--- begin RECORDS SUPPLIED ---
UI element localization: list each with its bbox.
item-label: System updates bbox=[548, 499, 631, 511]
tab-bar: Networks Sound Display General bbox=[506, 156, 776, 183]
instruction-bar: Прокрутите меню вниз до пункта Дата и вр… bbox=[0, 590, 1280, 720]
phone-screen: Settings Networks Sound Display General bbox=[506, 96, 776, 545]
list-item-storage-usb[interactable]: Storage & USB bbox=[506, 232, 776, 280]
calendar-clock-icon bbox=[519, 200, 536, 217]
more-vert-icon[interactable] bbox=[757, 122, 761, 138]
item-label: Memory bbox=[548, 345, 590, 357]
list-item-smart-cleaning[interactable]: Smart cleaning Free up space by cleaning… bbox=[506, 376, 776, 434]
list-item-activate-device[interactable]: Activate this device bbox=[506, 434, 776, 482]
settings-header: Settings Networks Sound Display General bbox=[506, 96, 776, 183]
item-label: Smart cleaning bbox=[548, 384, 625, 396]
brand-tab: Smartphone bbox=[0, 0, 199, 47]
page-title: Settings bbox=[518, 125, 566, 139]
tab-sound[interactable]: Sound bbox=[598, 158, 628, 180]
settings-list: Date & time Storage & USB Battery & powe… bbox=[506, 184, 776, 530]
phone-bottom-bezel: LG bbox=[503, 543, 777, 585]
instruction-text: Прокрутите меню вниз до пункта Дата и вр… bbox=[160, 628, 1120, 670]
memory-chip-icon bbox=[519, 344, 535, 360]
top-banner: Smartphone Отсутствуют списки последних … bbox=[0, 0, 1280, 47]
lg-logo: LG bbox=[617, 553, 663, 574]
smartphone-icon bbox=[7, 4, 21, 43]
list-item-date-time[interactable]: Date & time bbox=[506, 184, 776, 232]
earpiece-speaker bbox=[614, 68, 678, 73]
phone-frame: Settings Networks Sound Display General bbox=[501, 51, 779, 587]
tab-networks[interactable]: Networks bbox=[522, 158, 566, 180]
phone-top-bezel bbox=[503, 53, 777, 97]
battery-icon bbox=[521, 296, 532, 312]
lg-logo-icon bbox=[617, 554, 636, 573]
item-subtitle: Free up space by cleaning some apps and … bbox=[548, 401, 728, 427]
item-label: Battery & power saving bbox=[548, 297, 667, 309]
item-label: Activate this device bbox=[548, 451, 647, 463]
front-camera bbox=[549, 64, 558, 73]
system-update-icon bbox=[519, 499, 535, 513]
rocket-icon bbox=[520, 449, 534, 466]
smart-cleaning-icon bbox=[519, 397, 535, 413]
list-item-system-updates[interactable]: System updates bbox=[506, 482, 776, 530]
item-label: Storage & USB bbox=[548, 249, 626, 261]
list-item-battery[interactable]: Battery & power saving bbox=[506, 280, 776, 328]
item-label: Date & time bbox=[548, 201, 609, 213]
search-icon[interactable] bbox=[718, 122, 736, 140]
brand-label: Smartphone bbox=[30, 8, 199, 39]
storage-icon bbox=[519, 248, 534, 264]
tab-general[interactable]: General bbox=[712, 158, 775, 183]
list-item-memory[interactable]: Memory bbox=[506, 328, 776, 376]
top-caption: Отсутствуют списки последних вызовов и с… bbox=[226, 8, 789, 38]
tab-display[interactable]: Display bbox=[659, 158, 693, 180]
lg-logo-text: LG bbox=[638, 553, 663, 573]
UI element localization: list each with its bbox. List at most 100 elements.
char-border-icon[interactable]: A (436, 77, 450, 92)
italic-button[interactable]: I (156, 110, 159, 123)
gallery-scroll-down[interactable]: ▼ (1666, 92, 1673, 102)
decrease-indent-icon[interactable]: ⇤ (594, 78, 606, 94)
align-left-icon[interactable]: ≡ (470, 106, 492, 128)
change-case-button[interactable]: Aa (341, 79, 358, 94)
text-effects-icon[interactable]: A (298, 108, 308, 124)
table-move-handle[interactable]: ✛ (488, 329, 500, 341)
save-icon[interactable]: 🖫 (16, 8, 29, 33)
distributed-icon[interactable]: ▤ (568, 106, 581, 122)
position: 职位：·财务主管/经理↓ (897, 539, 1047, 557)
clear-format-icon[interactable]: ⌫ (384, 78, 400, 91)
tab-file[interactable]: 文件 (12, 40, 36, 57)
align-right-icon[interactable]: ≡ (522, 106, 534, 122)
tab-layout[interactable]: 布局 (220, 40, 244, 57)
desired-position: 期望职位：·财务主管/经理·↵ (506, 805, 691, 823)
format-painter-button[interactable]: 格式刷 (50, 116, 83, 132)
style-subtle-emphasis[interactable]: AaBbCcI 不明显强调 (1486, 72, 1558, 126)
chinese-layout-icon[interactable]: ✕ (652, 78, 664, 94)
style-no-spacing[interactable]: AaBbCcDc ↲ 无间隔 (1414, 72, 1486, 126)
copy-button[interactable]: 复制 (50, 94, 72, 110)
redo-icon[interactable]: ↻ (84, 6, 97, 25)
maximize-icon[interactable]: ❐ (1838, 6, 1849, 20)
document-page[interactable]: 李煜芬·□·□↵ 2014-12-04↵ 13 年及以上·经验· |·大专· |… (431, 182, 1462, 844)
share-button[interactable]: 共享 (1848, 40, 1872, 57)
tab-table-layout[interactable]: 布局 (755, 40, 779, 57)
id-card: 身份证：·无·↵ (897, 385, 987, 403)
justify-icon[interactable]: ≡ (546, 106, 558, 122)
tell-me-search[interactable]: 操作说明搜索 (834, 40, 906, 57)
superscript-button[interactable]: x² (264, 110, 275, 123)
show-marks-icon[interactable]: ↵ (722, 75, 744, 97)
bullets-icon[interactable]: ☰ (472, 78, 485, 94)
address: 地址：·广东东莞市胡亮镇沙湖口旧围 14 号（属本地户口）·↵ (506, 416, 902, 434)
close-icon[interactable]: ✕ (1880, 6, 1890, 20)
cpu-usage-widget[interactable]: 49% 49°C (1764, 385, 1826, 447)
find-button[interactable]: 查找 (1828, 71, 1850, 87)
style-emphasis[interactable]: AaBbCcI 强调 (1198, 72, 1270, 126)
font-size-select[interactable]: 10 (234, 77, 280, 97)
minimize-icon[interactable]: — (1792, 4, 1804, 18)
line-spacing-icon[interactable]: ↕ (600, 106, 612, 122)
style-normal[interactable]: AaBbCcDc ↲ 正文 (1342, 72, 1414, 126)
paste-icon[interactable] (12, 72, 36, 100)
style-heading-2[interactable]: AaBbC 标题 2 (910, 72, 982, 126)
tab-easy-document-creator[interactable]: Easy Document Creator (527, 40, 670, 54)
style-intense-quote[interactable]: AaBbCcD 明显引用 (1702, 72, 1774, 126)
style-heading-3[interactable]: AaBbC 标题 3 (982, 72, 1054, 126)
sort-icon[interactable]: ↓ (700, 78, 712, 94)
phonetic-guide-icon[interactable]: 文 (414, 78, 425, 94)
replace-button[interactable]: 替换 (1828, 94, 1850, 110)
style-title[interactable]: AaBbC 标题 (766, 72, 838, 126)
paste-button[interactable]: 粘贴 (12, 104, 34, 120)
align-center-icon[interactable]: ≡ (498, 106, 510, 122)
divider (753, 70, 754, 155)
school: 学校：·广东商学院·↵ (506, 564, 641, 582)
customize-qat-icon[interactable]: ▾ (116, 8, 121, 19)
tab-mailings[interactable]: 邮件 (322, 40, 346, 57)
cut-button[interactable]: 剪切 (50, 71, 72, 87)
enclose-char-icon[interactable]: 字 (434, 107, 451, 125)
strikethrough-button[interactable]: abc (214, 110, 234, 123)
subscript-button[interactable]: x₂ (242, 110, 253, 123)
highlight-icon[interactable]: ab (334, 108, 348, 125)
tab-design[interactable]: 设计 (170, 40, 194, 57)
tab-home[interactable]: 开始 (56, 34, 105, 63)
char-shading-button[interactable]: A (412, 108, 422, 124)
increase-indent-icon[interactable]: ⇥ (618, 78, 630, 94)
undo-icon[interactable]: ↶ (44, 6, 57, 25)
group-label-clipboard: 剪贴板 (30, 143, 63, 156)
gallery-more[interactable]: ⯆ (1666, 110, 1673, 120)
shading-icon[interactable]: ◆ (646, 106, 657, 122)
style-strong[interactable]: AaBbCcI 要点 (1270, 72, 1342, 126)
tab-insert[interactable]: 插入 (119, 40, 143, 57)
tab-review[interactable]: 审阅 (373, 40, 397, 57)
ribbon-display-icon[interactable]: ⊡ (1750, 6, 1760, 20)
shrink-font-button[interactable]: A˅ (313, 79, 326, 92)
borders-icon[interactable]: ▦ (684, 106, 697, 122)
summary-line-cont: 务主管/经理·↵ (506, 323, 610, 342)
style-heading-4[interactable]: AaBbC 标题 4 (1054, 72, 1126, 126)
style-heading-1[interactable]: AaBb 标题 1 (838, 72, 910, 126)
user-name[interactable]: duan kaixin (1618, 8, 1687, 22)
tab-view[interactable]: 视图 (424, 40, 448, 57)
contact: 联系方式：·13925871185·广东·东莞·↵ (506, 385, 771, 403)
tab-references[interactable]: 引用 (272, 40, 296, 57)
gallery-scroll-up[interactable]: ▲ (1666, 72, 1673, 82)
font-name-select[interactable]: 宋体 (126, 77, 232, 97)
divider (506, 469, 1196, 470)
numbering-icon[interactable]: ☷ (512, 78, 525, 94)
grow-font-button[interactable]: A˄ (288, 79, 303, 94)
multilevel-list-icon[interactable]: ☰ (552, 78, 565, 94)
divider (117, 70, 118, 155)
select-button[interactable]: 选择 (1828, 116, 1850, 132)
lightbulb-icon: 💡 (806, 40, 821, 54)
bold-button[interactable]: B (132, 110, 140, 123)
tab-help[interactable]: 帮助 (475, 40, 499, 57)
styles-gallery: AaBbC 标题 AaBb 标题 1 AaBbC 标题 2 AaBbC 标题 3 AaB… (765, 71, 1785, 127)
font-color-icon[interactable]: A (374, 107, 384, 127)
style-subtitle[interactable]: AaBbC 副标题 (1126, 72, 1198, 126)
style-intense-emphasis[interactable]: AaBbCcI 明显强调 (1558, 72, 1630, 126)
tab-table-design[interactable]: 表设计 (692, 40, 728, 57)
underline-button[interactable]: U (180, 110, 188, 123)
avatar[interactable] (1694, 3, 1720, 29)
--- end RECORDS SUPPLIED ---
Print everything from the first line of the entries down to the line containing "item-label: Memory bbox=[548, 345, 590, 357]", with both of those lines included, and reproduce each line verbatim.

• RESPONSE TO THE TASK
UI element localization: list each with its bbox.
item-label: System updates bbox=[548, 499, 631, 511]
tab-bar: Networks Sound Display General bbox=[506, 156, 776, 183]
instruction-bar: Прокрутите меню вниз до пункта Дата и вр… bbox=[0, 590, 1280, 720]
phone-screen: Settings Networks Sound Display General bbox=[506, 96, 776, 545]
list-item-storage-usb[interactable]: Storage & USB bbox=[506, 232, 776, 280]
calendar-clock-icon bbox=[519, 200, 536, 217]
more-vert-icon[interactable] bbox=[757, 122, 761, 138]
item-label: Memory bbox=[548, 345, 590, 357]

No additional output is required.